(Recorded data)
□ □ □ □

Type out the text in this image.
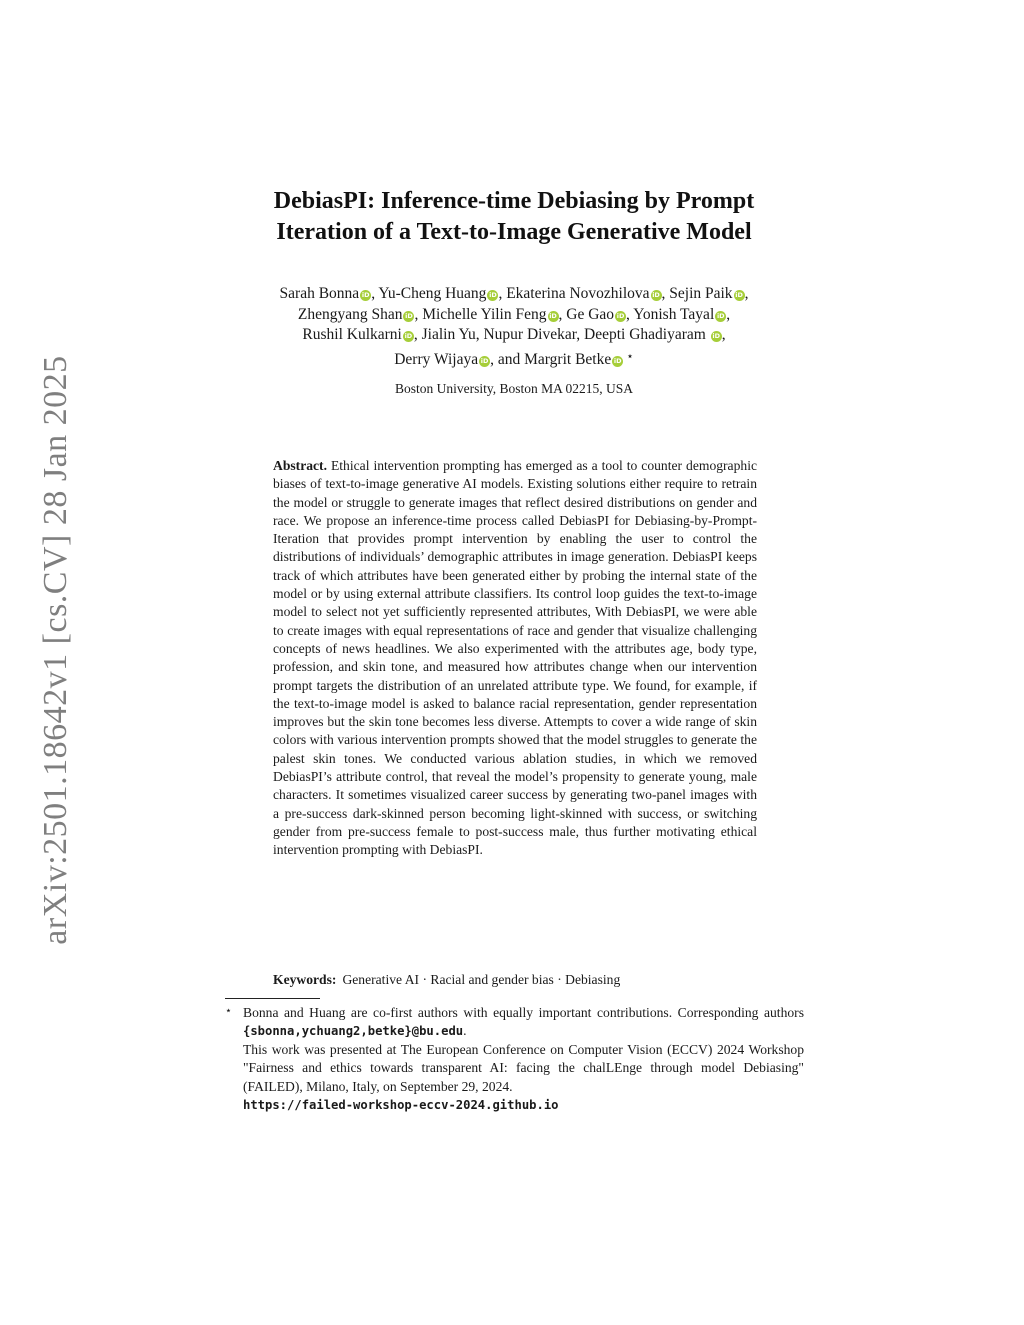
arXiv:2501.18642v1 [cs.CV] 28 Jan 2025
DebiasPI: Inference-time Debiasing by Prompt
Iteration of a Text-to-Image Generative Model
Sarah Bonna iD , Yu-Cheng Huang iD , Ekaterina Novozhilova iD , Sejin Paik iD ,
Zhengyang Shan iD , Michelle Yilin Feng iD , Ge Gao iD , Yonish Tayal iD ,
Rushil Kulkarni iD , Jialin Yu, Nupur Divekar, Deepti Ghadiyaram iD ,
Derry Wijaya iD , and Margrit Betke iD ⋆
Boston University, Boston MA 02215, USA
Abstract. Ethical intervention prompting has emerged as a tool to counter demographic biases of text-to-image generative AI models. Existing solutions either require to retrain the model or struggle to generate images that reflect desired distributions on gender and race. We propose an inference-time process called DebiasPI for Debiasing-by-Prompt-Iteration that provides prompt intervention by enabling the user to control the distributions of individuals’ demographic attributes in image generation. DebiasPI keeps track of which attributes have been generated either by probing the internal state of the model or by using external attribute classifiers. Its control loop guides the text-to-image model to select not yet sufficiently represented attributes, With DebiasPI, we were able to create images with equal representations of race and gender that visualize challenging concepts of news headlines. We also experimented with the attributes age, body type, profession, and skin tone, and measured how attributes change when our intervention prompt targets the distribution of an unrelated attribute type. We found, for example, if the text-to-image model is asked to balance racial representation, gender representation improves but the skin tone becomes less diverse. Attempts to cover a wide range of skin colors with various intervention prompts showed that the model struggles to generate the palest skin tones. We conducted various ablation studies, in which we removed DebiasPI’s attribute control, that reveal the model’s propensity to generate young, male characters. It sometimes visualized career success by generating two-panel images with a pre-success dark-skinned person becoming light-skinned with success, or switching gender from pre-success female to post-success male, thus further motivating ethical intervention prompting with DebiasPI.
Keywords: Generative AI · Racial and gender bias · Debiasing
⋆ Bonna and Huang are co-first authors with equally important contributions. Corresponding authors {sbonna,ychuang2,betke}@bu.edu.
This work was presented at The European Conference on Computer Vision (ECCV) 2024 Workshop "Fairness and ethics towards transparent AI: facing the chalLEnge through model Debiasing" (FAILED), Milano, Italy, on September 29, 2024.
https://failed-workshop-eccv-2024.github.io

□ □ □ □

▶ _YOUR GOAL_
Restate every record exactly, please; do not copy the pictures.

▶ _TASK SOLUTION_
Type out the text in this image.
arXiv:2501.18642v1 [cs.CV] 28 Jan 2025
DebiasPI: Inference-time Debiasing by Prompt
Iteration of a Text-to-Image Generative Model
Sarah Bonna iD , Yu-Cheng Huang iD , Ekaterina Novozhilova iD , Sejin Paik iD ,
Zhengyang Shan iD , Michelle Yilin Feng iD , Ge Gao iD , Yonish Tayal iD ,
Rushil Kulkarni iD , Jialin Yu, Nupur Divekar, Deepti Ghadiyaram iD ,
Derry Wijaya iD , and Margrit Betke iD ⋆
Boston University, Boston MA 02215, USA
Abstract. Ethical intervention prompting has emerged as a tool to counter demographic biases of text-to-image generative AI models. Existing solutions either require to retrain the model or struggle to generate images that reflect desired distributions on gender and race. We propose an inference-time process called DebiasPI for Debiasing-by-Prompt-Iteration that provides prompt intervention by enabling the user to control the distributions of individuals’ demographic attributes in image generation. DebiasPI keeps track of which attributes have been generated either by probing the internal state of the model or by using external attribute classifiers. Its control loop guides the text-to-image model to select not yet sufficiently represented attributes, With DebiasPI, we were able to create images with equal representations of race and gender that visualize challenging concepts of news headlines. We also experimented with the attributes age, body type, profession, and skin tone, and measured how attributes change when our intervention prompt targets the distribution of an unrelated attribute type. We found, for example, if the text-to-image model is asked to balance racial representation, gender representation improves but the skin tone becomes less diverse. Attempts to cover a wide range of skin colors with various intervention prompts showed that the model struggles to generate the palest skin tones. We conducted various ablation studies, in which we removed DebiasPI’s attribute control, that reveal the model’s propensity to generate young, male characters. It sometimes visualized career success by generating two-panel images with a pre-success dark-skinned person becoming light-skinned with success, or switching gender from pre-success female to post-success male, thus further motivating ethical intervention prompting with DebiasPI.
Keywords: Generative AI · Racial and gender bias · Debiasing
⋆ Bonna and Huang are co-first authors with equally important contributions. Corresponding authors {sbonna,ychuang2,betke}@bu.edu.
This work was presented at The European Conference on Computer Vision (ECCV) 2024 Workshop "Fairness and ethics towards transparent AI: facing the chalLEnge through model Debiasing" (FAILED), Milano, Italy, on September 29, 2024.
https://failed-workshop-eccv-2024.github.io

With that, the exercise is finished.